Task brief.
Can you write out the whole listing exactly?

(Dataset items)
▽

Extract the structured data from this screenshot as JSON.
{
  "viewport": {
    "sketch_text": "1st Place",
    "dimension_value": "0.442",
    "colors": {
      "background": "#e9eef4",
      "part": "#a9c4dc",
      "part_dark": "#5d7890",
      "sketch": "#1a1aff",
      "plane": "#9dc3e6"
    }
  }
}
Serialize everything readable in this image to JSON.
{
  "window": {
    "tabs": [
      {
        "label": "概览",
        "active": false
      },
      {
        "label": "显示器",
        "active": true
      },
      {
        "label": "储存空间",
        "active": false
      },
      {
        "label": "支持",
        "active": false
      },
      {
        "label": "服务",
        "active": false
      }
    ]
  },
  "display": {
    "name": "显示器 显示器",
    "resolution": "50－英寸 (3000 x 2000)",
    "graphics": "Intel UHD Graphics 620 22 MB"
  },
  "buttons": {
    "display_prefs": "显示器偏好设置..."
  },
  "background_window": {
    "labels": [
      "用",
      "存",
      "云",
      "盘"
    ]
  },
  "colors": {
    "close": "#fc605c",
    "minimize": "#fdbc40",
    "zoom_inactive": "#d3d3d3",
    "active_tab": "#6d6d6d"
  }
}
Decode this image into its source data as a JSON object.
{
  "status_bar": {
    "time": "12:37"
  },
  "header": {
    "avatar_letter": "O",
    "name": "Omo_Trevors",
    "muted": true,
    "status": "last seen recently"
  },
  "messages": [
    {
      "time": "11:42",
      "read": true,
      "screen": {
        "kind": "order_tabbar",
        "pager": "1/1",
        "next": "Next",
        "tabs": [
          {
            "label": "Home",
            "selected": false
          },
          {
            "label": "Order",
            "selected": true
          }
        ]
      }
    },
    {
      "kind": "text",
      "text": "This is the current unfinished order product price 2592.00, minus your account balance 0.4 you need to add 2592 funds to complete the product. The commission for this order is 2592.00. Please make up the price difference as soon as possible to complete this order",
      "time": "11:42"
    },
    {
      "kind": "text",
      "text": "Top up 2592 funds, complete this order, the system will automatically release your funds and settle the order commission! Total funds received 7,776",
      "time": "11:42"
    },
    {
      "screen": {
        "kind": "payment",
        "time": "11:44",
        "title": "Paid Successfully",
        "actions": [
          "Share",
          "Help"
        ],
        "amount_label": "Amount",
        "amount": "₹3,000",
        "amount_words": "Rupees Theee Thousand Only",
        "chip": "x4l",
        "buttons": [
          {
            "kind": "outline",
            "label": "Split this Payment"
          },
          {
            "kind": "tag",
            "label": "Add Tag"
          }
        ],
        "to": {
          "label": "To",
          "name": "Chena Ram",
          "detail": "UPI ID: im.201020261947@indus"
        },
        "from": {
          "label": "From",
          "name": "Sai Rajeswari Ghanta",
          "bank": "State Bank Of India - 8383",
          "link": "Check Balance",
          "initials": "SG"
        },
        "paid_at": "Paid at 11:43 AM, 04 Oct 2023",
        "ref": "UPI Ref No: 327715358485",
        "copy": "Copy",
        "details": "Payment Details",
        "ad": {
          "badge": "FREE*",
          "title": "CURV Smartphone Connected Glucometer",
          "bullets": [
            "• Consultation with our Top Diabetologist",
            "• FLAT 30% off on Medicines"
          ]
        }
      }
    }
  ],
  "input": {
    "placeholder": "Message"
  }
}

△

Solution.
Extract the structured data from this screenshot as JSON.
{
  "viewport": {
    "sketch_text": "1st Place",
    "dimension_value": "0.442",
    "colors": {
      "background": "#e9eef4",
      "part": "#a9c4dc",
      "part_dark": "#5d7890",
      "sketch": "#1a1aff",
      "plane": "#9dc3e6"
    }
  }
}
Serialize everything readable in this image to JSON.
{
  "window": {
    "tabs": [
      {
        "label": "概览",
        "active": false
      },
      {
        "label": "显示器",
        "active": true
      },
      {
        "label": "储存空间",
        "active": false
      },
      {
        "label": "支持",
        "active": false
      },
      {
        "label": "服务",
        "active": false
      }
    ]
  },
  "display": {
    "name": "显示器 显示器",
    "resolution": "50－英寸 (3000 x 2000)",
    "graphics": "Intel UHD Graphics 620 22 MB"
  },
  "buttons": {
    "display_prefs": "显示器偏好设置..."
  },
  "background_window": {
    "labels": [
      "用",
      "存",
      "云",
      "盘"
    ]
  },
  "colors": {
    "close": "#fc605c",
    "minimize": "#fdbc40",
    "zoom_inactive": "#d3d3d3",
    "active_tab": "#6d6d6d"
  }
}
Decode this image into its source data as a JSON object.
{
  "status_bar": {
    "time": "12:37"
  },
  "header": {
    "avatar_letter": "O",
    "name": "Omo_Trevors",
    "muted": true,
    "status": "last seen recently"
  },
  "messages": [
    {
      "time": "11:42",
      "read": true,
      "screen": {
        "kind": "order_tabbar",
        "pager": "1/1",
        "next": "Next",
        "tabs": [
          {
            "label": "Home",
            "selected": false
          },
          {
            "label": "Order",
            "selected": true
          }
        ]
      }
    },
    {
      "kind": "text",
      "text": "This is the current unfinished order product price 2592.00, minus your account balance 0.4 you need to add 2592 funds to complete the product. The commission for this order is 2592.00. Please make up the price difference as soon as possible to complete this order",
      "time": "11:42"
    },
    {
      "kind": "text",
      "text": "Top up 2592 funds, complete this order, the system will automatically release your funds and settle the order commission! Total funds received 7,776",
      "time": "11:42"
    },
    {
      "screen": {
        "kind": "payment",
        "time": "11:44",
        "title": "Paid Successfully",
        "actions": [
          "Share",
          "Help"
        ],
        "amount_label": "Amount",
        "amount": "₹3,000",
        "amount_words": "Rupees Theee Thousand Only",
        "chip": "x4l",
        "buttons": [
          {
            "kind": "outline",
            "label": "Split this Payment"
          },
          {
            "kind": "tag",
            "label": "Add Tag"
          }
        ],
        "to": {
          "label": "To",
          "name": "Chena Ram",
          "detail": "UPI ID: im.201020261947@indus"
        },
        "from": {
          "label": "From",
          "name": "Sai Rajeswari Ghanta",
          "bank": "State Bank Of India - 8383",
          "link": "Check Balance",
          "initials": "SG"
        },
        "paid_at": "Paid at 11:43 AM, 04 Oct 2023",
        "ref": "UPI Ref No: 327715358485",
        "copy": "Copy",
        "details": "Payment Details",
        "ad": {
          "badge": "FREE*",
          "title": "CURV Smartphone Connected Glucometer",
          "bullets": [
            "• Consultation with our Top Diabetologist",
            "• FLAT 30% off on Medicines"
          ]
        }
      }
    }
  ],
  "input": {
    "placeholder": "Message"
  }
}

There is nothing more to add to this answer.